:: PROBLEM STATEMENT ::
Repeat the listing in full, word for word.

--- BEGIN ---

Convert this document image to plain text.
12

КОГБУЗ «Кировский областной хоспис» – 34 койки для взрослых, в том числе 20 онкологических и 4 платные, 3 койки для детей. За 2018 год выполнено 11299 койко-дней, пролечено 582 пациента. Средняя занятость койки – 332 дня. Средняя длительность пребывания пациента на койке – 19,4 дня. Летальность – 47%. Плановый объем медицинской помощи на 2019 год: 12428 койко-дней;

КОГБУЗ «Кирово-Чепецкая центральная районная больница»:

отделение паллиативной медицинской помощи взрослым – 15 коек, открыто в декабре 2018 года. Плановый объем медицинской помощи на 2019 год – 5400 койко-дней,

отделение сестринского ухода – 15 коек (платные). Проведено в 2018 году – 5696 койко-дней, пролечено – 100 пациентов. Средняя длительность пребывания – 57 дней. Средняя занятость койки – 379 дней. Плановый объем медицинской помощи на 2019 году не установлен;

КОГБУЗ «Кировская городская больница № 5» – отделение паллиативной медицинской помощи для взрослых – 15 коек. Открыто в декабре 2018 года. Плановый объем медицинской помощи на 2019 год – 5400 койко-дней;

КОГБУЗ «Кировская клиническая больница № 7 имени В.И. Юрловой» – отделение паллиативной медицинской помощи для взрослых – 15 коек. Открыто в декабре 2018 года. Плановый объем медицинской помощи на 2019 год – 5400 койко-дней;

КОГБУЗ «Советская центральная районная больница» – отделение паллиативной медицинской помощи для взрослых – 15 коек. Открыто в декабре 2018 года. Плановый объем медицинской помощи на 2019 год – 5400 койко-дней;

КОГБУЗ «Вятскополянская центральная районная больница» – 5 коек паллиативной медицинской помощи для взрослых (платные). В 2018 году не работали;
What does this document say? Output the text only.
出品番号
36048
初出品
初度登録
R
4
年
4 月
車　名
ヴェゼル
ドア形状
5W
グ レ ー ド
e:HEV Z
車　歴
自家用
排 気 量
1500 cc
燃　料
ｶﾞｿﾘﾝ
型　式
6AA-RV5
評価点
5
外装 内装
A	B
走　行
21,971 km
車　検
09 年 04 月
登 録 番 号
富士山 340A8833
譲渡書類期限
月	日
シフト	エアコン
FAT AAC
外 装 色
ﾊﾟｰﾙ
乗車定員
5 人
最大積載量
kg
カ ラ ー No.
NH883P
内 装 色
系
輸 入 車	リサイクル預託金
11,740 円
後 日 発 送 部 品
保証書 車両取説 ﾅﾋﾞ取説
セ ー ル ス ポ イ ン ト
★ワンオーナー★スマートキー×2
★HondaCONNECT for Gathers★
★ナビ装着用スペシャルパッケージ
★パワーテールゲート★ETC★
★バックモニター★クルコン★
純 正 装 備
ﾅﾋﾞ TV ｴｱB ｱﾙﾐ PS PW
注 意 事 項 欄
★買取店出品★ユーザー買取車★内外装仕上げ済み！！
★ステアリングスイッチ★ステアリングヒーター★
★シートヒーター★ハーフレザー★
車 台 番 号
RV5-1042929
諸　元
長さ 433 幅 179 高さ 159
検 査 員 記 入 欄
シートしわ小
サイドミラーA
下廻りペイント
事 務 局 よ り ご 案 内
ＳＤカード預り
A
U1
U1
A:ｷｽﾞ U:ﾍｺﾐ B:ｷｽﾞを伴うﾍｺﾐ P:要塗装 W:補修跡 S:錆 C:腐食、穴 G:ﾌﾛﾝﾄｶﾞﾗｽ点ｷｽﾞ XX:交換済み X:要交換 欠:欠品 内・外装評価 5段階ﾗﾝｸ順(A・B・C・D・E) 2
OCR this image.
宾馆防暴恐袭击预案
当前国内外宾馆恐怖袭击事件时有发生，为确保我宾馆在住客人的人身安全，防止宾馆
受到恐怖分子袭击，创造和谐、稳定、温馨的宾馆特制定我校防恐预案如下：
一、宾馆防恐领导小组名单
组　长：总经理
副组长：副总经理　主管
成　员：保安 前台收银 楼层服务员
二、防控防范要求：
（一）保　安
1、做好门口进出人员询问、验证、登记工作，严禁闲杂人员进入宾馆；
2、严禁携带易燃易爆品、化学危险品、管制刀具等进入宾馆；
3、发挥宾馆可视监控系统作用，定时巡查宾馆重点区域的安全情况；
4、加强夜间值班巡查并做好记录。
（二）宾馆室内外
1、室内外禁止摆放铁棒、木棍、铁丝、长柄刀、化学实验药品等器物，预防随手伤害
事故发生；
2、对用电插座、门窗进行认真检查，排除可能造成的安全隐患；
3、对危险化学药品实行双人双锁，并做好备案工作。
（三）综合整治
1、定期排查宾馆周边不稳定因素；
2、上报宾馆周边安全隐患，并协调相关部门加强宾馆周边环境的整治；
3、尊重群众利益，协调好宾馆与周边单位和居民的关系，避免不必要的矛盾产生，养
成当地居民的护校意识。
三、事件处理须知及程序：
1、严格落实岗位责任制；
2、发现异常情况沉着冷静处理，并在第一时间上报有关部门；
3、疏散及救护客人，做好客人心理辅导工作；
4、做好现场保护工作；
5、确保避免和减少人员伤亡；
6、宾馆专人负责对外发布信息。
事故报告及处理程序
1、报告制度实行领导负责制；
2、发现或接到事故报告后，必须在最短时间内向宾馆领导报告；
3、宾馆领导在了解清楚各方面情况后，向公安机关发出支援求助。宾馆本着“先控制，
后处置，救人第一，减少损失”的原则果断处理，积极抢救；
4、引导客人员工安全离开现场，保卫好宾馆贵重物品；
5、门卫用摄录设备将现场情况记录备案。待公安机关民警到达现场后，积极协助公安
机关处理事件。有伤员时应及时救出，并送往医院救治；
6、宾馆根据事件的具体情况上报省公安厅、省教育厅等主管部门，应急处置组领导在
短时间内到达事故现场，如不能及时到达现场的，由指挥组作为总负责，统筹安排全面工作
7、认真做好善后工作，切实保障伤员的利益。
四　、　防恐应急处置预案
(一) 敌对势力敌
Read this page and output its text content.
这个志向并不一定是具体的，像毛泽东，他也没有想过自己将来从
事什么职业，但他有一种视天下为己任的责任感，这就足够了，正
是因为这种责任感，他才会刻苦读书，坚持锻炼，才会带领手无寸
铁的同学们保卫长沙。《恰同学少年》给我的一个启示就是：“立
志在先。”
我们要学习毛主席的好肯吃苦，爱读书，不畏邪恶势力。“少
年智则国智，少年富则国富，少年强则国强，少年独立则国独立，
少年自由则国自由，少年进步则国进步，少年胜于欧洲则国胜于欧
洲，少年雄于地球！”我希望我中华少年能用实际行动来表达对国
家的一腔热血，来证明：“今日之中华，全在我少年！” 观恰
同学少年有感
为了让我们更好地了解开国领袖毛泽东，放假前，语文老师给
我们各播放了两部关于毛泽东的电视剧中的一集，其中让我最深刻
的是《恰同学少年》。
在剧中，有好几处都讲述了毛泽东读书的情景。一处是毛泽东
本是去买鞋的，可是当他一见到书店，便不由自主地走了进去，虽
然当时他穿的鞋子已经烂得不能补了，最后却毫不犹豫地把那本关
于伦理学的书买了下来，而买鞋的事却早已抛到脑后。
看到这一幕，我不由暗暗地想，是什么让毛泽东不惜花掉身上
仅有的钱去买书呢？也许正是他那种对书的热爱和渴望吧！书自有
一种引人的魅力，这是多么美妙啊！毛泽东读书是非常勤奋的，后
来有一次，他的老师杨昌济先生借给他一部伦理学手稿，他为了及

--- END ---

:: REPLY TO THE EXERCISE ::
Convert this document image to plain text.
12

КОГБУЗ «Кировский областной хоспис» – 34 койки для взрослых, в том числе 20 онкологических и 4 платные, 3 койки для детей. За 2018 год выполнено 11299 койко-дней, пролечено 582 пациента. Средняя занятость койки – 332 дня. Средняя длительность пребывания пациента на койке – 19,4 дня. Летальность – 47%. Плановый объем медицинской помощи на 2019 год: 12428 койко-дней;

КОГБУЗ «Кирово-Чепецкая центральная районная больница»:

отделение паллиативной медицинской помощи взрослым – 15 коек, открыто в декабре 2018 года. Плановый объем медицинской помощи на 2019 год – 5400 койко-дней,

отделение сестринского ухода – 15 коек (платные). Проведено в 2018 году – 5696 койко-дней, пролечено – 100 пациентов. Средняя длительность пребывания – 57 дней. Средняя занятость койки – 379 дней. Плановый объем медицинской помощи на 2019 году не установлен;

КОГБУЗ «Кировская городская больница № 5» – отделение паллиативной медицинской помощи для взрослых – 15 коек. Открыто в декабре 2018 года. Плановый объем медицинской помощи на 2019 год – 5400 койко-дней;

КОГБУЗ «Кировская клиническая больница № 7 имени В.И. Юрловой» – отделение паллиативной медицинской помощи для взрослых – 15 коек. Открыто в декабре 2018 года. Плановый объем медицинской помощи на 2019 год – 5400 койко-дней;

КОГБУЗ «Советская центральная районная больница» – отделение паллиативной медицинской помощи для взрослых – 15 коек. Открыто в декабре 2018 года. Плановый объем медицинской помощи на 2019 год – 5400 койко-дней;

КОГБУЗ «Вятскополянская центральная районная больница» – 5 коек паллиативной медицинской помощи для взрослых (платные). В 2018 году не работали;
What does this document say? Output the text only.
出品番号
36048
初出品
初度登録
R
4
年
4 月
車　名
ヴェゼル
ドア形状
5W
グ レ ー ド
e:HEV Z
車　歴
自家用
排 気 量
1500 cc
燃　料
ｶﾞｿﾘﾝ
型　式
6AA-RV5
評価点
5
外装 内装
A	B
走　行
21,971 km
車　検
09 年 04 月
登 録 番 号
富士山 340A8833
譲渡書類期限
月	日
シフト	エアコン
FAT AAC
外 装 色
ﾊﾟｰﾙ
乗車定員
5 人
最大積載量
kg
カ ラ ー No.
NH883P
内 装 色
系
輸 入 車	リサイクル預託金
11,740 円
後 日 発 送 部 品
保証書 車両取説 ﾅﾋﾞ取説
セ ー ル ス ポ イ ン ト
★ワンオーナー★スマートキー×2
★HondaCONNECT for Gathers★
★ナビ装着用スペシャルパッケージ
★パワーテールゲート★ETC★
★バックモニター★クルコン★
純 正 装 備
ﾅﾋﾞ TV ｴｱB ｱﾙﾐ PS PW
注 意 事 項 欄
★買取店出品★ユーザー買取車★内外装仕上げ済み！！
★ステアリングスイッチ★ステアリングヒーター★
★シートヒーター★ハーフレザー★
車 台 番 号
RV5-1042929
諸　元
長さ 433 幅 179 高さ 159
検 査 員 記 入 欄
シートしわ小
サイドミラーA
下廻りペイント
事 務 局 よ り ご 案 内
ＳＤカード預り
A
U1
U1
A:ｷｽﾞ U:ﾍｺﾐ B:ｷｽﾞを伴うﾍｺﾐ P:要塗装 W:補修跡 S:錆 C:腐食、穴 G:ﾌﾛﾝﾄｶﾞﾗｽ点ｷｽﾞ XX:交換済み X:要交換 欠:欠品 内・外装評価 5段階ﾗﾝｸ順(A・B・C・D・E) 2
OCR this image.
宾馆防暴恐袭击预案
当前国内外宾馆恐怖袭击事件时有发生，为确保我宾馆在住客人的人身安全，防止宾馆
受到恐怖分子袭击，创造和谐、稳定、温馨的宾馆特制定我校防恐预案如下：
一、宾馆防恐领导小组名单
组　长：总经理
副组长：副总经理　主管
成　员：保安 前台收银 楼层服务员
二、防控防范要求：
（一）保　安
1、做好门口进出人员询问、验证、登记工作，严禁闲杂人员进入宾馆；
2、严禁携带易燃易爆品、化学危险品、管制刀具等进入宾馆；
3、发挥宾馆可视监控系统作用，定时巡查宾馆重点区域的安全情况；
4、加强夜间值班巡查并做好记录。
（二）宾馆室内外
1、室内外禁止摆放铁棒、木棍、铁丝、长柄刀、化学实验药品等器物，预防随手伤害
事故发生；
2、对用电插座、门窗进行认真检查，排除可能造成的安全隐患；
3、对危险化学药品实行双人双锁，并做好备案工作。
（三）综合整治
1、定期排查宾馆周边不稳定因素；
2、上报宾馆周边安全隐患，并协调相关部门加强宾馆周边环境的整治；
3、尊重群众利益，协调好宾馆与周边单位和居民的关系，避免不必要的矛盾产生，养
成当地居民的护校意识。
三、事件处理须知及程序：
1、严格落实岗位责任制；
2、发现异常情况沉着冷静处理，并在第一时间上报有关部门；
3、疏散及救护客人，做好客人心理辅导工作；
4、做好现场保护工作；
5、确保避免和减少人员伤亡；
6、宾馆专人负责对外发布信息。
事故报告及处理程序
1、报告制度实行领导负责制；
2、发现或接到事故报告后，必须在最短时间内向宾馆领导报告；
3、宾馆领导在了解清楚各方面情况后，向公安机关发出支援求助。宾馆本着“先控制，
后处置，救人第一，减少损失”的原则果断处理，积极抢救；
4、引导客人员工安全离开现场，保卫好宾馆贵重物品；
5、门卫用摄录设备将现场情况记录备案。待公安机关民警到达现场后，积极协助公安
机关处理事件。有伤员时应及时救出，并送往医院救治；
6、宾馆根据事件的具体情况上报省公安厅、省教育厅等主管部门，应急处置组领导在
短时间内到达事故现场，如不能及时到达现场的，由指挥组作为总负责，统筹安排全面工作
7、认真做好善后工作，切实保障伤员的利益。
四　、　防恐应急处置预案
(一) 敌对势力敌
Read this page and output its text content.
这个志向并不一定是具体的，像毛泽东，他也没有想过自己将来从
事什么职业，但他有一种视天下为己任的责任感，这就足够了，正
是因为这种责任感，他才会刻苦读书，坚持锻炼，才会带领手无寸
铁的同学们保卫长沙。《恰同学少年》给我的一个启示就是：“立
志在先。”
我们要学习毛主席的好肯吃苦，爱读书，不畏邪恶势力。“少
年智则国智，少年富则国富，少年强则国强，少年独立则国独立，
少年自由则国自由，少年进步则国进步，少年胜于欧洲则国胜于欧
洲，少年雄于地球！”我希望我中华少年能用实际行动来表达对国
家的一腔热血，来证明：“今日之中华，全在我少年！” 观恰
同学少年有感
为了让我们更好地了解开国领袖毛泽东，放假前，语文老师给
我们各播放了两部关于毛泽东的电视剧中的一集，其中让我最深刻
的是《恰同学少年》。
在剧中，有好几处都讲述了毛泽东读书的情景。一处是毛泽东
本是去买鞋的，可是当他一见到书店，便不由自主地走了进去，虽
然当时他穿的鞋子已经烂得不能补了，最后却毫不犹豫地把那本关
于伦理学的书买了下来，而买鞋的事却早已抛到脑后。
看到这一幕，我不由暗暗地想，是什么让毛泽东不惜花掉身上
仅有的钱去买书呢？也许正是他那种对书的热爱和渴望吧！书自有
一种引人的魅力，这是多么美妙啊！毛泽东读书是非常勤奋的，后
来有一次，他的老师杨昌济先生借给他一部伦理学手稿，他为了及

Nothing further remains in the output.